Exercise details – Please state how many lines in the records contain the string "true", with no words besides the number.

* Begin Rows *

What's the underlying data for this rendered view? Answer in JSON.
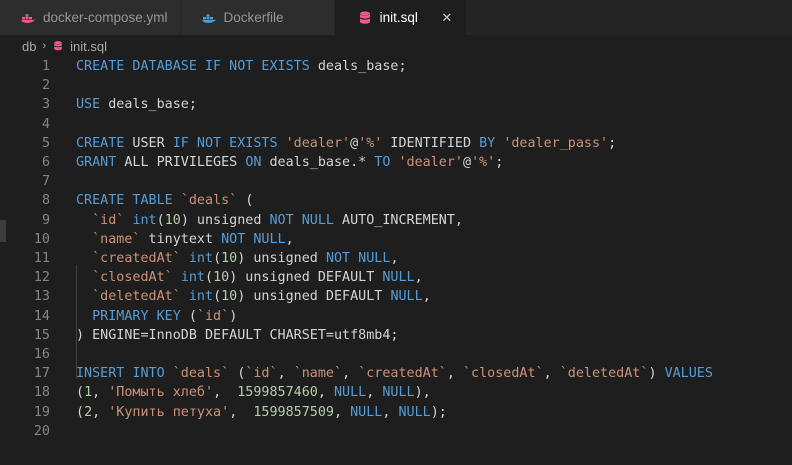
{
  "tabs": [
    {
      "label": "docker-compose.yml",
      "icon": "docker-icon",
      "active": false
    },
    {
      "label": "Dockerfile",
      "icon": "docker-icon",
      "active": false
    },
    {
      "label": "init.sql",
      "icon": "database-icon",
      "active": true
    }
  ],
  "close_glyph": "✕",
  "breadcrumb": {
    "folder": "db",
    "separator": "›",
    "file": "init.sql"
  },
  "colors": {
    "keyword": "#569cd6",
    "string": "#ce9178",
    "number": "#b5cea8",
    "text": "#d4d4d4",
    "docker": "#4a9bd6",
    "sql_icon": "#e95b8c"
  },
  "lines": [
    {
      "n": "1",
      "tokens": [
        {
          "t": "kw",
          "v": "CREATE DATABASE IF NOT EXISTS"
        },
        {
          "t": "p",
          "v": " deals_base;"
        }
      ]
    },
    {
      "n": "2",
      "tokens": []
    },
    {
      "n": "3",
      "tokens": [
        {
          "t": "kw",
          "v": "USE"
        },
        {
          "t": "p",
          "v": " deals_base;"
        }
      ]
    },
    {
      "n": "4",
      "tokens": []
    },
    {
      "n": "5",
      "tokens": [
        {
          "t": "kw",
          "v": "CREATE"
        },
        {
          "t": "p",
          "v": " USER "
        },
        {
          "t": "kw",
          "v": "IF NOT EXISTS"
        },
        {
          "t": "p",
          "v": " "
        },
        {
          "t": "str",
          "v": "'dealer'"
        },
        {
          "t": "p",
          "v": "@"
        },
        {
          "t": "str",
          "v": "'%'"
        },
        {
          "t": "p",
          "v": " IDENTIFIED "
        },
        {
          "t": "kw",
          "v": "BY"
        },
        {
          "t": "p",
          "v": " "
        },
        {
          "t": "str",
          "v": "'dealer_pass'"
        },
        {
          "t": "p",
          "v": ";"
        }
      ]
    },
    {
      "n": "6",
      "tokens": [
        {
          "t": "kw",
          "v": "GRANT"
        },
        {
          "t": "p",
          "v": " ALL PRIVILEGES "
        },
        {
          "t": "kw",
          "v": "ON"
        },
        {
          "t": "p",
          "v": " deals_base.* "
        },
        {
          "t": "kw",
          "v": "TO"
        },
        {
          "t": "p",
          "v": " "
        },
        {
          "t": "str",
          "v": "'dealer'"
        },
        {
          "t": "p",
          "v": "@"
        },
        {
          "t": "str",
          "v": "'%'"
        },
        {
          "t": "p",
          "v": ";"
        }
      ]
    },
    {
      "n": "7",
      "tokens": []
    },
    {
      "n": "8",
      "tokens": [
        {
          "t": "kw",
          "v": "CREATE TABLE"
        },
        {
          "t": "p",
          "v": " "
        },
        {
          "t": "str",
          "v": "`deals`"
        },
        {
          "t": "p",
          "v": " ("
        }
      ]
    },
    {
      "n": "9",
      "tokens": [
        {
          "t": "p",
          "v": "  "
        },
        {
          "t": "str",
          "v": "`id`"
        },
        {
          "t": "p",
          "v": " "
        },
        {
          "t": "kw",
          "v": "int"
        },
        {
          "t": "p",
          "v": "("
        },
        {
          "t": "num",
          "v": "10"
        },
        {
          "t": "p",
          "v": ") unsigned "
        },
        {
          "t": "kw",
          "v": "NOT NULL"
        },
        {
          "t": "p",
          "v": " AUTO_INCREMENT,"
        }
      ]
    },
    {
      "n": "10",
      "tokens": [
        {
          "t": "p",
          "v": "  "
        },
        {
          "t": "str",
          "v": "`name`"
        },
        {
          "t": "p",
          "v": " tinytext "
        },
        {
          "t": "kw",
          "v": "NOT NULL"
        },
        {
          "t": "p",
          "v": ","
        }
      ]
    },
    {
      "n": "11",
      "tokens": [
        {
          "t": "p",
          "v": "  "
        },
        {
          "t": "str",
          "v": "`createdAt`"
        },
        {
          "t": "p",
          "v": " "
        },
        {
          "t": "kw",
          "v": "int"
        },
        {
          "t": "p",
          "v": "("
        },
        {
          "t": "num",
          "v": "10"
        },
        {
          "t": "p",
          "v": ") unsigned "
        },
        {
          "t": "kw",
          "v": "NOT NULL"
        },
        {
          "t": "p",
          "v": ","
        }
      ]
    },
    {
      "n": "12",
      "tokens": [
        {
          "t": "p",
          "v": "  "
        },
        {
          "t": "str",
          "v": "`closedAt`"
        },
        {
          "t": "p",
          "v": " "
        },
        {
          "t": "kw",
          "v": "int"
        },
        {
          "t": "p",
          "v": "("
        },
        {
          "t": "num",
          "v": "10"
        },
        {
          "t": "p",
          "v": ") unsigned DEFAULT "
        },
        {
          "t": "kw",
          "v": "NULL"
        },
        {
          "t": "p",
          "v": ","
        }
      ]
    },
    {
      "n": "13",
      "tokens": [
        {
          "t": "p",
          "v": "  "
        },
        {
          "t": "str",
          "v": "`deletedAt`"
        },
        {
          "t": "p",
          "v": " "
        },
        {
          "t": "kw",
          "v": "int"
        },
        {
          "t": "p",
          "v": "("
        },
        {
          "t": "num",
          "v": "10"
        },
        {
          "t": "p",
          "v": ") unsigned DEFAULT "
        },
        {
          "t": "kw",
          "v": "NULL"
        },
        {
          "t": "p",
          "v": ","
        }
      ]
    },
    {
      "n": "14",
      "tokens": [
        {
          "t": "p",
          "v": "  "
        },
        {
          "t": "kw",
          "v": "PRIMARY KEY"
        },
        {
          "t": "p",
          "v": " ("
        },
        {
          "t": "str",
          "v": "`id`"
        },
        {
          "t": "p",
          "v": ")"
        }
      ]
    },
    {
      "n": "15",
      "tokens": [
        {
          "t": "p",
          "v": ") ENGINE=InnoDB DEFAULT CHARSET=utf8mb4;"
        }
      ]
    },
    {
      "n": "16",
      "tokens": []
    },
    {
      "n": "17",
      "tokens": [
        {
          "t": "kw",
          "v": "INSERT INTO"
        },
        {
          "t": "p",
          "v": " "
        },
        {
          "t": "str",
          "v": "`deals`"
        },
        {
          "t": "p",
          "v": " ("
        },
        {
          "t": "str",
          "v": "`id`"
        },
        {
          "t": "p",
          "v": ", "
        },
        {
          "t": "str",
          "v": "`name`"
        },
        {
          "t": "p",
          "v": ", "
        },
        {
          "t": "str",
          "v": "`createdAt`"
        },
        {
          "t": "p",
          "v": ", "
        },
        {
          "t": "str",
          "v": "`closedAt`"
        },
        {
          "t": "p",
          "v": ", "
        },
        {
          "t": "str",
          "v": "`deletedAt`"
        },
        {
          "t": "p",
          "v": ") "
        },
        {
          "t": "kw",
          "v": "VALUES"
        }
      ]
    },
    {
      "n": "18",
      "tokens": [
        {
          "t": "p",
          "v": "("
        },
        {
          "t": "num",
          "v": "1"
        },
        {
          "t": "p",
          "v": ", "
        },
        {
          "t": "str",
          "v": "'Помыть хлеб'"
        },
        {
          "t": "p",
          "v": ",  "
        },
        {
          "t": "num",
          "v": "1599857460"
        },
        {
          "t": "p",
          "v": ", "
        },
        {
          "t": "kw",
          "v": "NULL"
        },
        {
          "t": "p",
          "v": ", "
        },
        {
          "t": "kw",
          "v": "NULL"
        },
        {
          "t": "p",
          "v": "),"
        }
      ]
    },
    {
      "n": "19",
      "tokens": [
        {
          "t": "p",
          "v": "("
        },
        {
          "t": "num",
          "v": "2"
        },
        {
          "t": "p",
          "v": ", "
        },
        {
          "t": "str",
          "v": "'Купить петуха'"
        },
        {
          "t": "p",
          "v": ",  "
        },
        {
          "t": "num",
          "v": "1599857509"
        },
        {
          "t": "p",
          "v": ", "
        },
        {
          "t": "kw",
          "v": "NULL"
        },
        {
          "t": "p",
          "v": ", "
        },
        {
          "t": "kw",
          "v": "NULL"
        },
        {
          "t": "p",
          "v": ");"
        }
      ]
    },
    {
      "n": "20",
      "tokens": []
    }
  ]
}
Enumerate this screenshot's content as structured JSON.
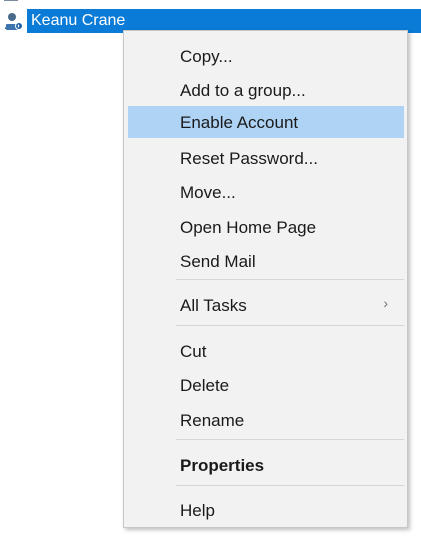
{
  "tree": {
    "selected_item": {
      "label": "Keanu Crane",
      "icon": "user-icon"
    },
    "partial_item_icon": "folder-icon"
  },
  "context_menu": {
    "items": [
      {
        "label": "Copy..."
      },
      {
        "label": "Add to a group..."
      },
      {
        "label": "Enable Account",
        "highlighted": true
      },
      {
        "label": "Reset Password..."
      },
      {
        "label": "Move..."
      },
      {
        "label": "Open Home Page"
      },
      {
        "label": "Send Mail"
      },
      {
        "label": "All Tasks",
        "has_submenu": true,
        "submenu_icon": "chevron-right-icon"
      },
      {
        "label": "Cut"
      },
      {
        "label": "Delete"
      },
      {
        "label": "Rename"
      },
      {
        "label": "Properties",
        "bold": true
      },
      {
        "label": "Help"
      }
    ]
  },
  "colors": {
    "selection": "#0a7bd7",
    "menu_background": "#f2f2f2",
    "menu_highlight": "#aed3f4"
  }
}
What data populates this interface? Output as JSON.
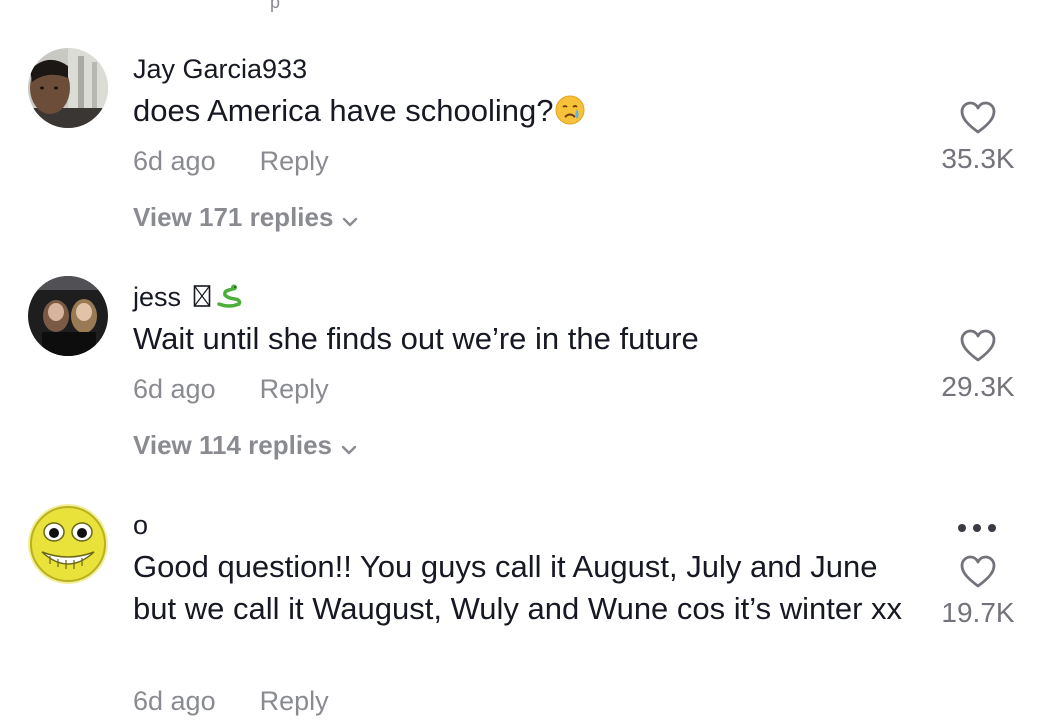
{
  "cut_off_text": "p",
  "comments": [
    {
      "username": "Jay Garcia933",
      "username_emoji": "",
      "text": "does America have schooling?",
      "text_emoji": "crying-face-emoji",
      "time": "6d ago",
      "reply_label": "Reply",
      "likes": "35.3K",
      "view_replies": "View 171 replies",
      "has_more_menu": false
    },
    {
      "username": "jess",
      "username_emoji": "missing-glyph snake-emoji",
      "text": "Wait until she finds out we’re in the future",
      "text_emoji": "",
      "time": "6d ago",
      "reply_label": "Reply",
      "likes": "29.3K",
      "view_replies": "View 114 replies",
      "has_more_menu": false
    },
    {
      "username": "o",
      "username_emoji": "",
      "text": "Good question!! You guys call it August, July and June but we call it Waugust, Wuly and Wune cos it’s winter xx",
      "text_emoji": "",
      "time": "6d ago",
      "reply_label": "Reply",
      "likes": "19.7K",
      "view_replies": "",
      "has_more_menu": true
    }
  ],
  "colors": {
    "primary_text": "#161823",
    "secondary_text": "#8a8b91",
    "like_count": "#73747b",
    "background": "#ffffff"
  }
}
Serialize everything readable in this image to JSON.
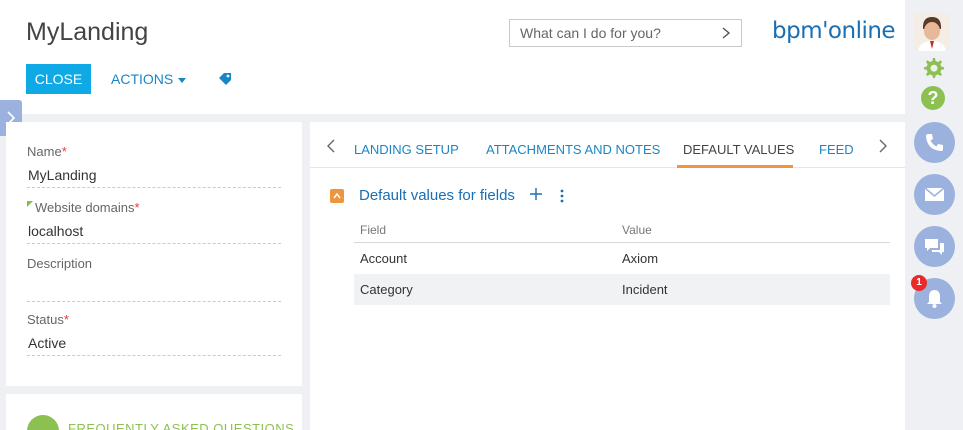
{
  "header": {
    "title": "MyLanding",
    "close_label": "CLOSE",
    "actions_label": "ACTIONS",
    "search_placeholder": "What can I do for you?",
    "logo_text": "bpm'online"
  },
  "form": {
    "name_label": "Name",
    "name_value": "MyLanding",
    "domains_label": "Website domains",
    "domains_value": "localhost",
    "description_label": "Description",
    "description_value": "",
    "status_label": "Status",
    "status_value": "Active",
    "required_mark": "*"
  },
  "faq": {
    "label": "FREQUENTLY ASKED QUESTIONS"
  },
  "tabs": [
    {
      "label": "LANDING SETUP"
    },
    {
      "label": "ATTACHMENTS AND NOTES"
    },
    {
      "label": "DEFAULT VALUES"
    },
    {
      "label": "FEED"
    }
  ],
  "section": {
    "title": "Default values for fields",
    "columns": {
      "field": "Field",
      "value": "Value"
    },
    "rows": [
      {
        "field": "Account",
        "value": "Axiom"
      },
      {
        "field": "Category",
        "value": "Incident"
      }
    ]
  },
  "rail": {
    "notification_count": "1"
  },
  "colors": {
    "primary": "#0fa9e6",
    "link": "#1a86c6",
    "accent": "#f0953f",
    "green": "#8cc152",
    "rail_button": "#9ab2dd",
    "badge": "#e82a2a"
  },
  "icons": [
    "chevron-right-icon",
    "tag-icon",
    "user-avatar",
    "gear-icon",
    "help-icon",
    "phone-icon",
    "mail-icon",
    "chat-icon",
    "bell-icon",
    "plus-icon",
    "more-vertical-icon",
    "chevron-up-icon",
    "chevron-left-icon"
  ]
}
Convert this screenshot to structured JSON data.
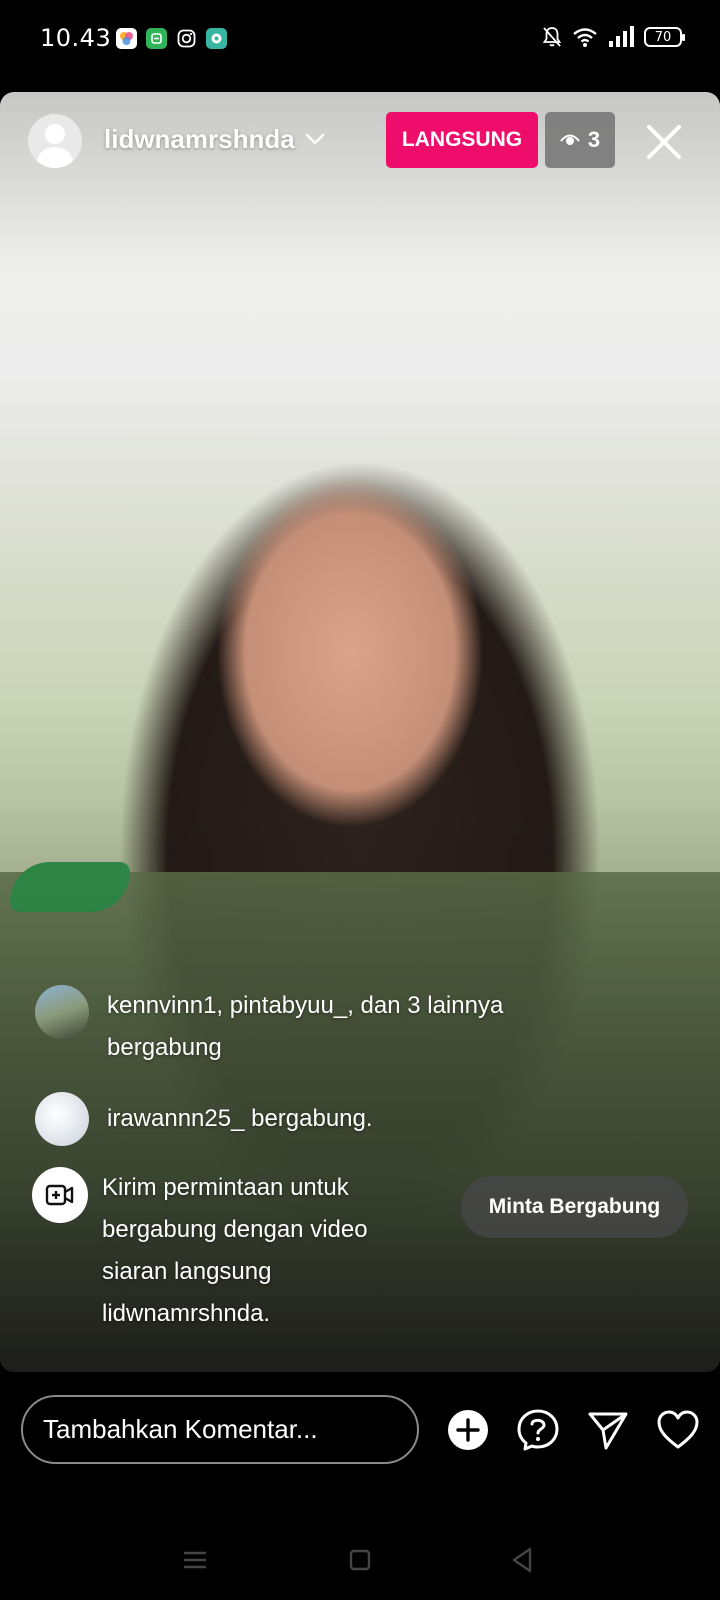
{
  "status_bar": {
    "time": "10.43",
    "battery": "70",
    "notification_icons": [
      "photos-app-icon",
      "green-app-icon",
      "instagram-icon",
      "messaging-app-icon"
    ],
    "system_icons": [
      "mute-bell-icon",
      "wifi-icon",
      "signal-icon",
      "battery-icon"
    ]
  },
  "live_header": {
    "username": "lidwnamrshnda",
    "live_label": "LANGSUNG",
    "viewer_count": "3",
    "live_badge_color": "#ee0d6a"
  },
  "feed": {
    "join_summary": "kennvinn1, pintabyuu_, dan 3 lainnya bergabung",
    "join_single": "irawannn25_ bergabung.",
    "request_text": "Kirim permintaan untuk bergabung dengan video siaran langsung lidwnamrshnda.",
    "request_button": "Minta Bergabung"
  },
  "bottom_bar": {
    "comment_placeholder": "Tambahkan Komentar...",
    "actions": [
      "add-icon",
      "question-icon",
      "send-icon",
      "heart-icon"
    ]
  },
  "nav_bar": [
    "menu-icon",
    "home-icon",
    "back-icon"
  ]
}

* End Rows *

Written reply – 5